(Stored records)
>>
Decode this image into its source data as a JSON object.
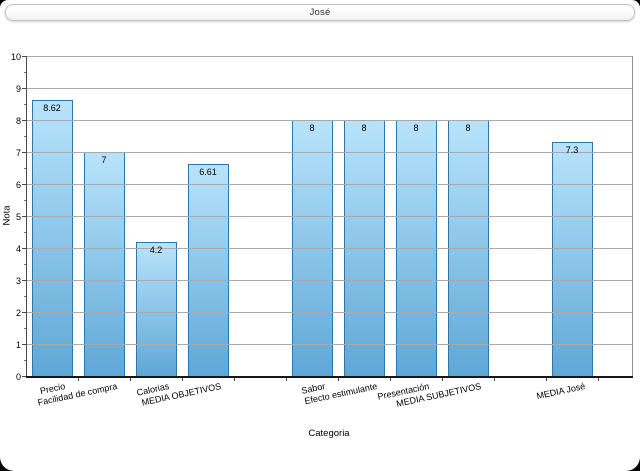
{
  "window": {
    "title": "José"
  },
  "chart_data": {
    "type": "bar",
    "title": "José",
    "xlabel": "Categoria",
    "ylabel": "Nota",
    "ylim": [
      0,
      10
    ],
    "y_major_step": 1,
    "y_minor_step": 0.5,
    "y_tick_labels": [
      "0",
      "1",
      "2",
      "3",
      "4",
      "5",
      "6",
      "7",
      "8",
      "9",
      "10"
    ],
    "grid": true,
    "legend": "none",
    "categories": [
      "Precio",
      "Facilidad de compra",
      "Calorias",
      "MEDIA OBJETIVOS",
      "",
      "Sabor",
      "Efecto estimulante",
      "Presentación",
      "MEDIA SUBJETIVOS",
      "",
      "MEDIA José"
    ],
    "values": [
      8.62,
      7,
      4.2,
      6.61,
      null,
      8,
      8,
      8,
      8,
      null,
      7.3
    ],
    "value_labels": [
      "8.62",
      "7",
      "4.2",
      "6.61",
      "",
      "8",
      "8",
      "8",
      "8",
      "",
      "7.3"
    ],
    "colors": {
      "bar_gradient_top": "#b9e3fb",
      "bar_gradient_bottom": "#5fa8d6",
      "bar_border": "#2e75a8",
      "gridline": "#a9a9a9",
      "axis": "#16161d",
      "value_label": "#000000"
    }
  }
}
<<
• [STATED EXERCISE]: Leave the pictures out, and print every line of the listing exactly as written.

• [PROBLEM SOLUTION]:
Decode this image into its source data as a JSON object.
{
  "window": {
    "title": "José"
  },
  "chart_data": {
    "type": "bar",
    "title": "José",
    "xlabel": "Categoria",
    "ylabel": "Nota",
    "ylim": [
      0,
      10
    ],
    "y_major_step": 1,
    "y_minor_step": 0.5,
    "y_tick_labels": [
      "0",
      "1",
      "2",
      "3",
      "4",
      "5",
      "6",
      "7",
      "8",
      "9",
      "10"
    ],
    "grid": true,
    "legend": "none",
    "categories": [
      "Precio",
      "Facilidad de compra",
      "Calorias",
      "MEDIA OBJETIVOS",
      "",
      "Sabor",
      "Efecto estimulante",
      "Presentación",
      "MEDIA SUBJETIVOS",
      "",
      "MEDIA José"
    ],
    "values": [
      8.62,
      7,
      4.2,
      6.61,
      null,
      8,
      8,
      8,
      8,
      null,
      7.3
    ],
    "value_labels": [
      "8.62",
      "7",
      "4.2",
      "6.61",
      "",
      "8",
      "8",
      "8",
      "8",
      "",
      "7.3"
    ],
    "colors": {
      "bar_gradient_top": "#b9e3fb",
      "bar_gradient_bottom": "#5fa8d6",
      "bar_border": "#2e75a8",
      "gridline": "#a9a9a9",
      "axis": "#16161d",
      "value_label": "#000000"
    }
  }
}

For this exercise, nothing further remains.